Texte à lire »
*****

Ce mois tire son nom du mot latin Vindemia qui signifie vendange, parce que c’est à cette époque que l’on récolte le fruit de la vigne pour faire le vin.
Quand le raisin a acquis sa maturité, on le coupe avec des lizeaux, petites serpettes bien tranchantes, afin de ne pas faire tomber les grains en ébranlant la grappe ; cette opération s’appelle vendanger. On y emploie ordinairement des femmes de la campagne et souvent même des femmes de la ville ; les jeunes gens, les enfants, les propriétaires et les cultivateurs s’en font un amusement.
Le vendange a toujours été un temps de plaisir, et les anciens la célébraient par des fêtes en l’honneur de Bacchus, à qui ils attribuaient l’invention de la culture de la vigne. Ils la terminaient par une danse appelée la Cordace, espèce de pantomime, dans laquelle on exprimait tous les travaux des vendangeurs. C’était l’époque d’une gaieté souvent un peu trop libre, mais franche.
Nous devons à ces fêtes l’origine de la tragédie. Thepsis en est l’inventeur, parcourait à cette époque les villages de la Grèce et déclamait des vers dans un chariot, avec ses suivants couronnés de pampres et barbouillés de lie, ce qui ne devait pas être très-dramatique.

*****

[Listes d'éléments annotés]
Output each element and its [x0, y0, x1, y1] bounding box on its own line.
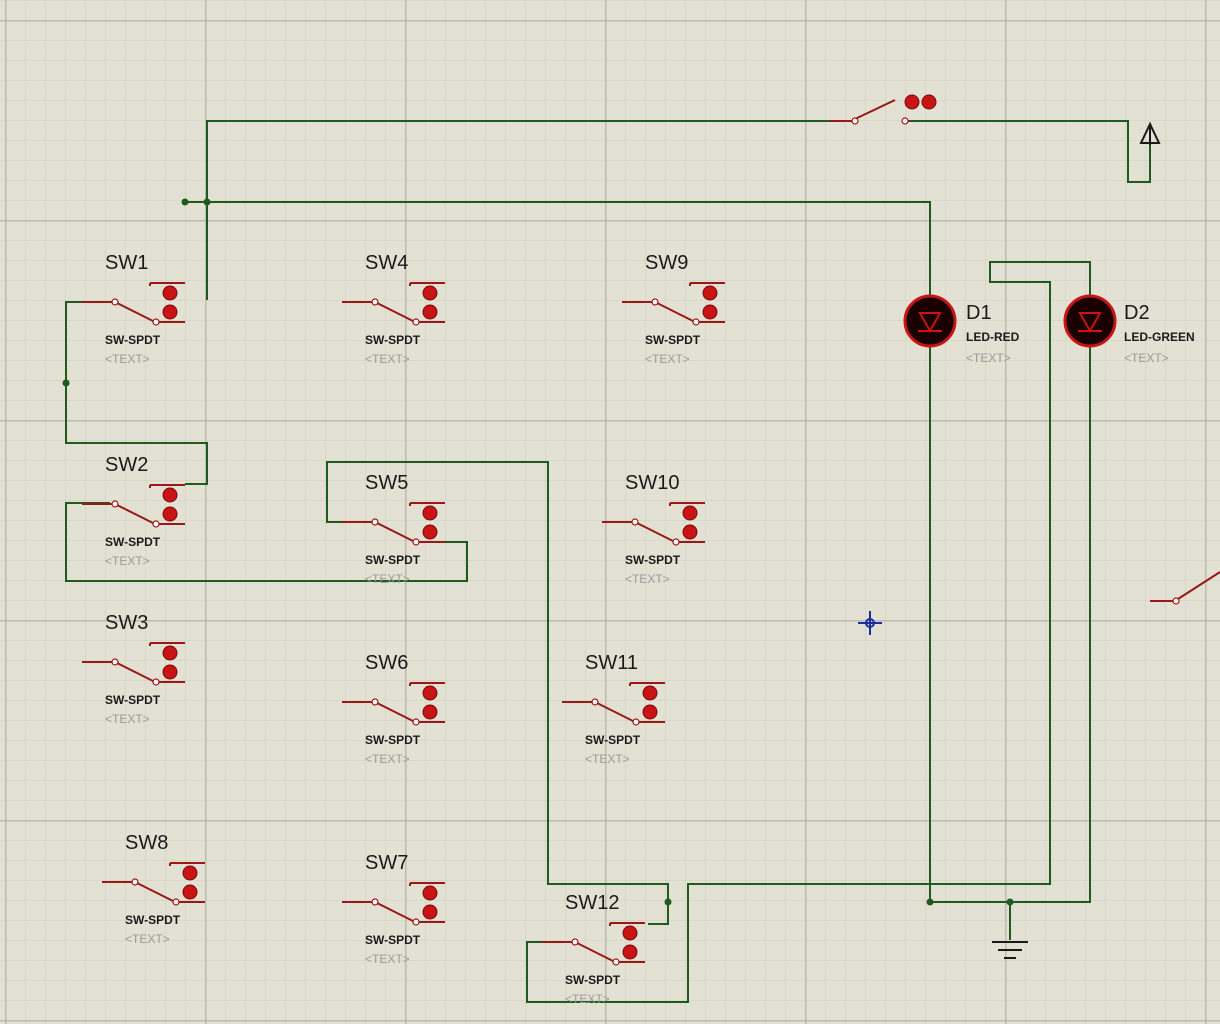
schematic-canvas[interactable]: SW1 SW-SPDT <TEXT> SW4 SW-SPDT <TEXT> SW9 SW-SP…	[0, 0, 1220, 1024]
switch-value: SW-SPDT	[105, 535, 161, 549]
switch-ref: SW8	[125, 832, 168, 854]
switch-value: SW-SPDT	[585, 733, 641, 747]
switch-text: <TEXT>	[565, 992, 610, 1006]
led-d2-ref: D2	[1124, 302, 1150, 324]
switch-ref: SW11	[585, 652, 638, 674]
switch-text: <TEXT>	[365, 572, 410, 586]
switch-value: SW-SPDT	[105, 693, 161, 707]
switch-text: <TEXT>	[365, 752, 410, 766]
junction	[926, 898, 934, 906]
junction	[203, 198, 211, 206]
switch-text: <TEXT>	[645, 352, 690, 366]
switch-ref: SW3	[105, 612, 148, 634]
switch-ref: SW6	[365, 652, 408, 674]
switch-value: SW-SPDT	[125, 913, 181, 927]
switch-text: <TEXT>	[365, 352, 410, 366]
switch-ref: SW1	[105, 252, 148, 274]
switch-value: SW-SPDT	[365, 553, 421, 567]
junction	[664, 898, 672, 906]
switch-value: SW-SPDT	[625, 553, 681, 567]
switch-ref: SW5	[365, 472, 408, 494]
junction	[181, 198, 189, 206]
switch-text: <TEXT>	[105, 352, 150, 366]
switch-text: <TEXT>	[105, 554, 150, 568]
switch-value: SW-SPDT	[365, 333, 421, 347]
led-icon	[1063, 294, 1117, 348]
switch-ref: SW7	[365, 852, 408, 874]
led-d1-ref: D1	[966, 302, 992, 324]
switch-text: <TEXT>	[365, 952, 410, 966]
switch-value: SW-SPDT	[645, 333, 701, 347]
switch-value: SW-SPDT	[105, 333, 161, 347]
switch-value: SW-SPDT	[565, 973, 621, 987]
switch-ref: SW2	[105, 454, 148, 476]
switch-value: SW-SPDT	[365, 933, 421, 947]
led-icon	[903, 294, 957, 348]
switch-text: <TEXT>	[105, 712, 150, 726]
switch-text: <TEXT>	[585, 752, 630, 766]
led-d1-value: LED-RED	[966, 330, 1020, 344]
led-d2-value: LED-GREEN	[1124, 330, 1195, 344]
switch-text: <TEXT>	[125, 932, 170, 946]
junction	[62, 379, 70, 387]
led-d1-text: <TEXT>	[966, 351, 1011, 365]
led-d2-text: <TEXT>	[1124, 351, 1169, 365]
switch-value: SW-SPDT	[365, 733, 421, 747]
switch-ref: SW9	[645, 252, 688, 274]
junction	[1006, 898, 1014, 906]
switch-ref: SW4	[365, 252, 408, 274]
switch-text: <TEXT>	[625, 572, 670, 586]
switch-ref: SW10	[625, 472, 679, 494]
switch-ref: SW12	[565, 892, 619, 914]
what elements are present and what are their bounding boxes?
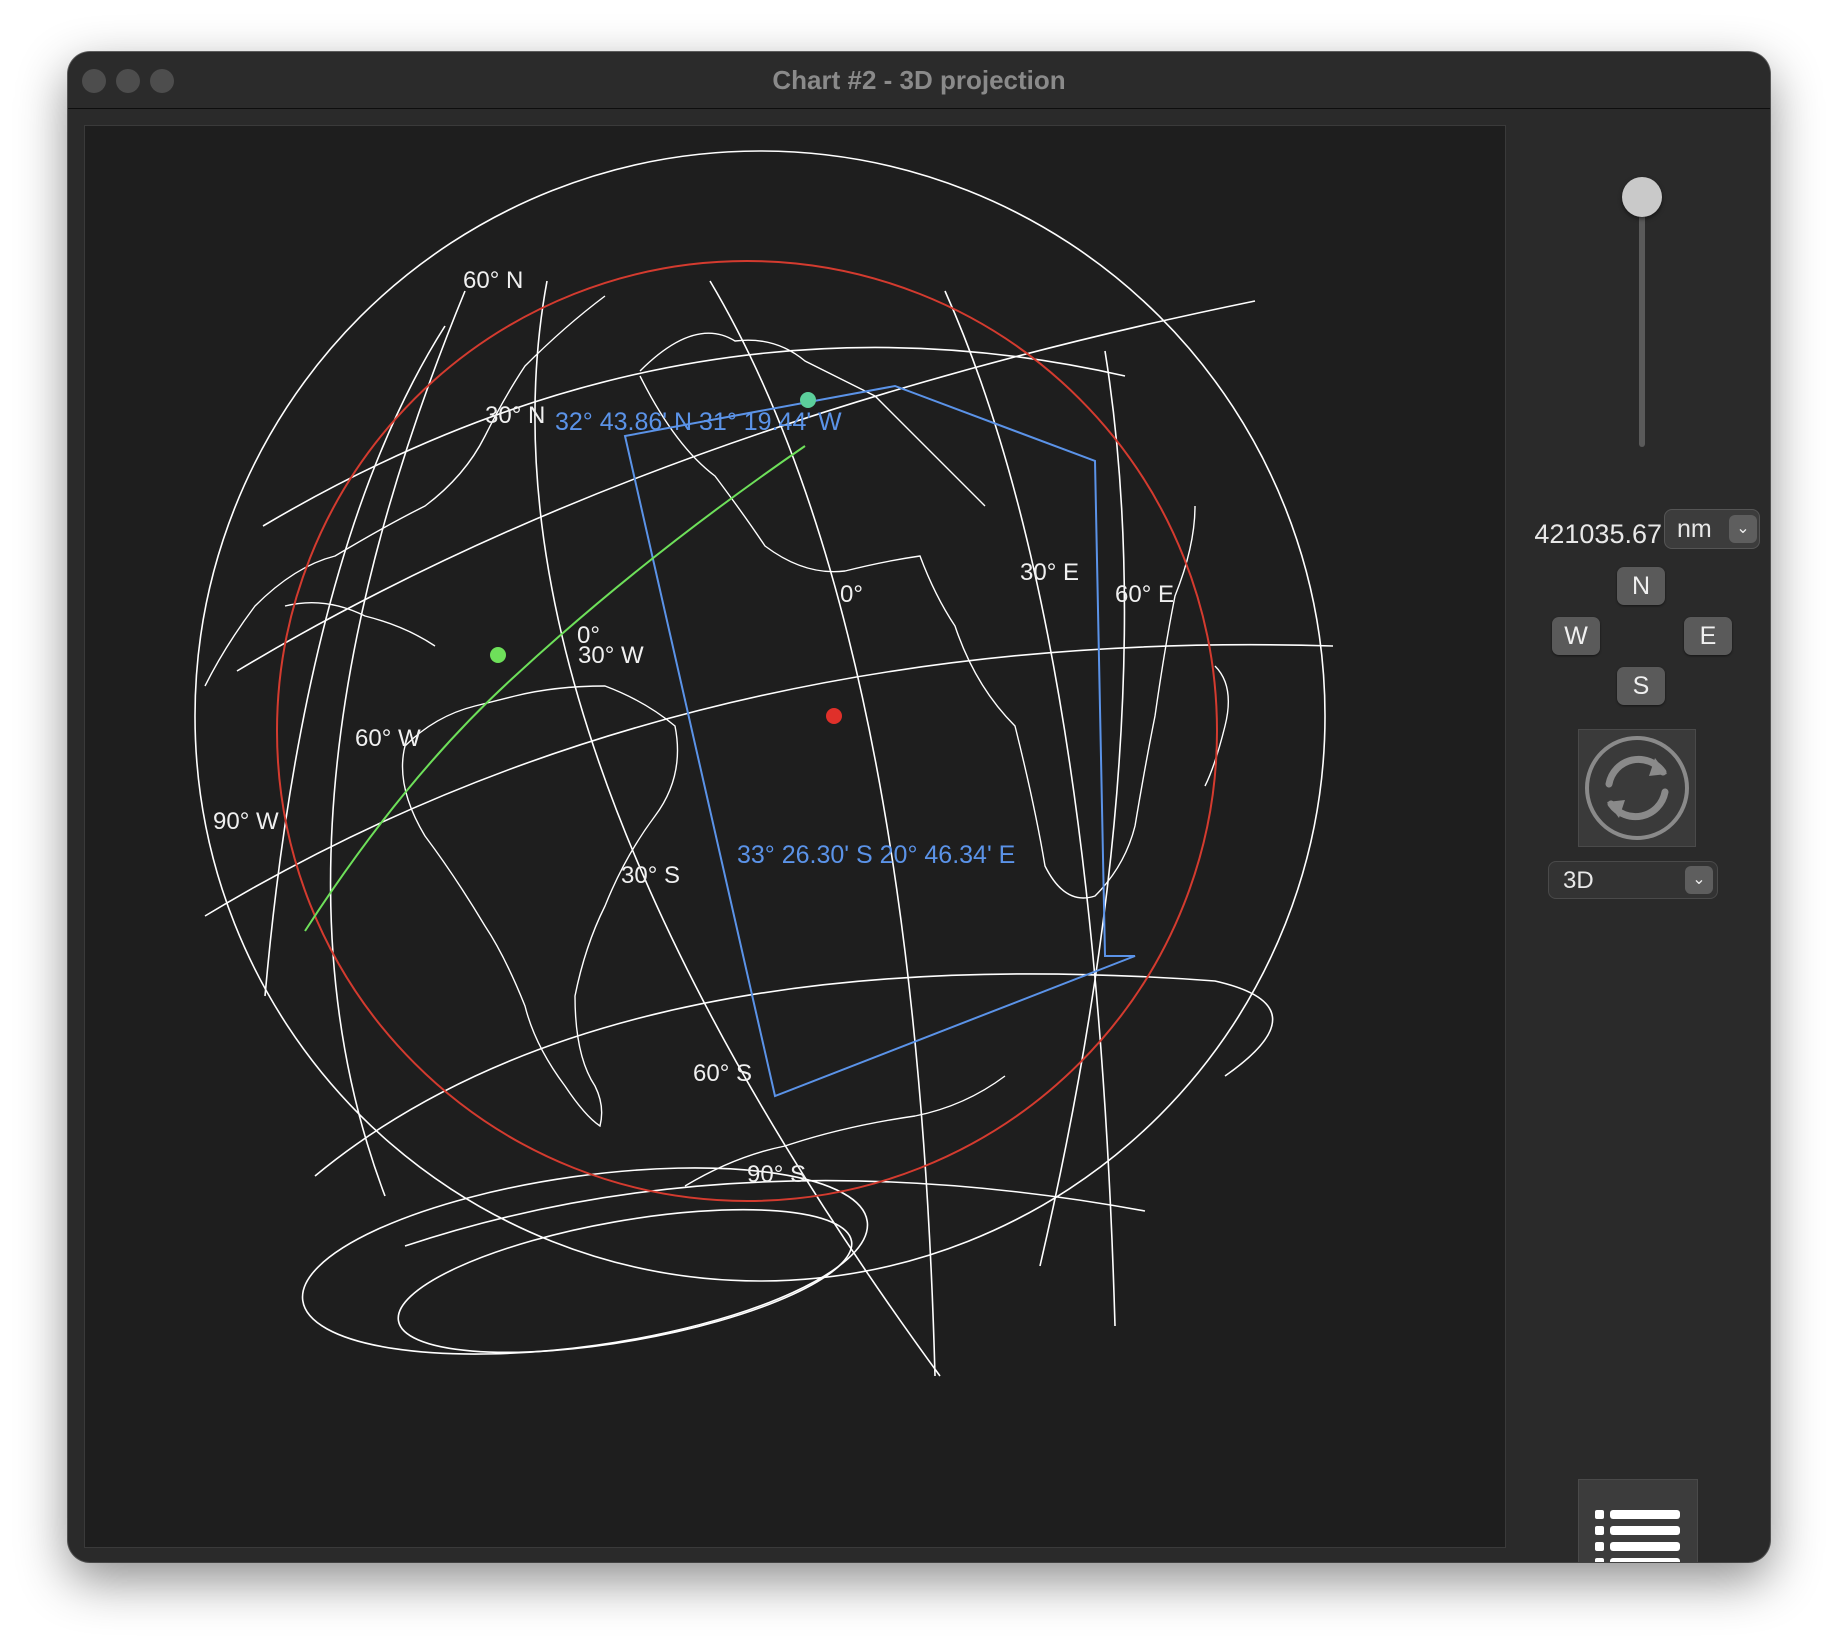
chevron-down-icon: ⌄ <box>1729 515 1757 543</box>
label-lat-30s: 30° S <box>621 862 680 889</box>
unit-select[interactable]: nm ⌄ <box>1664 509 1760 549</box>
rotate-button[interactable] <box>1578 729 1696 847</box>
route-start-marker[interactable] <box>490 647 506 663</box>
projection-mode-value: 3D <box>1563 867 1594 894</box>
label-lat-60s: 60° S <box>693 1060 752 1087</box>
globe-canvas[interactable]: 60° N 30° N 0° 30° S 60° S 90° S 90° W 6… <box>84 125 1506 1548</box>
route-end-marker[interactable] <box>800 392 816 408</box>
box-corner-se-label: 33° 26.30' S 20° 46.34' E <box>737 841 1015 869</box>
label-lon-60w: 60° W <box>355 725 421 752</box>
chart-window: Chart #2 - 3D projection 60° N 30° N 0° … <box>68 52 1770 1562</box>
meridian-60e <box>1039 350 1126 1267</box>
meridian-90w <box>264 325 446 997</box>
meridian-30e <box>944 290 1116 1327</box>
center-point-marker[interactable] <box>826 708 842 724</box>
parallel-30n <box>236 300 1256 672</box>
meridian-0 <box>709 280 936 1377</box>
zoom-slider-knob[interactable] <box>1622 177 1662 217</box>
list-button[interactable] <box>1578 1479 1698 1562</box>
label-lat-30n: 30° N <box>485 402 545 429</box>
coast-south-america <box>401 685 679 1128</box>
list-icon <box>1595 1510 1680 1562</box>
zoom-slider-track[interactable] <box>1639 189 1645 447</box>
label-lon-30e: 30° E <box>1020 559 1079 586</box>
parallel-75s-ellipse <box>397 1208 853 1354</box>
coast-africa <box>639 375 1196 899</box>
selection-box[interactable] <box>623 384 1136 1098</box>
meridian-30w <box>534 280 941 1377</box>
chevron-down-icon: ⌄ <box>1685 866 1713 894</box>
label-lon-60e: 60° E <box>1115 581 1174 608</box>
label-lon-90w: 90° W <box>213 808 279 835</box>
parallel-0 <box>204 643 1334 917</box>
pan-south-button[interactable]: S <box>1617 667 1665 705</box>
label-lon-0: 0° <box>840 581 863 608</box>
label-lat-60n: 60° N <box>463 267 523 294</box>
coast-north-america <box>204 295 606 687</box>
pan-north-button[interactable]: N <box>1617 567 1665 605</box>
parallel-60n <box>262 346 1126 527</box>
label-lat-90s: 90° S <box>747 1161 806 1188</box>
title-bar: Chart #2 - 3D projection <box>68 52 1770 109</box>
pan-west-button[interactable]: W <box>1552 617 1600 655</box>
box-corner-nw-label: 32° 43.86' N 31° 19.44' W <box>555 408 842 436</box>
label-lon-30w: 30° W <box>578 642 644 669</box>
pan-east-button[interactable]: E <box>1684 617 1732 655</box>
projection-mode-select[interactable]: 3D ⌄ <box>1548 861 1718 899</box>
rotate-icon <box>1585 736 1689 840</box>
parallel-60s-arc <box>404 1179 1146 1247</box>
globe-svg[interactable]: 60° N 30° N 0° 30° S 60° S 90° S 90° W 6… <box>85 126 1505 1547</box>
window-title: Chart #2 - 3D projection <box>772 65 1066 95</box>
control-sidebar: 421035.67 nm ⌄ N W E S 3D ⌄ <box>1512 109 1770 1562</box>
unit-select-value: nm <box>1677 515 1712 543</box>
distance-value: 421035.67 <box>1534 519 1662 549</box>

*****

Tâches à réaliser »
a) Réécrivez le passage du texte sur les vendanges de « Ce mois tire » à « faire le vin. », en substituant « cueille » à « récolte ».
b) Relevez toutes les lignes des enregistrements où figure la chaîne « route », en tenant compte de la casse.

Réponses attendues »
a)
Ce mois tire son nom du mot latin Vindemia qui signifie vendange, parce que c’est à cette époque que l’on cueille le fruit de la vigne pour faire le vin.

b)
route-start-marker[interactable] <box>490 647 506 663</box>
route-end-marker[interactable] <box>800 392 816 408</box>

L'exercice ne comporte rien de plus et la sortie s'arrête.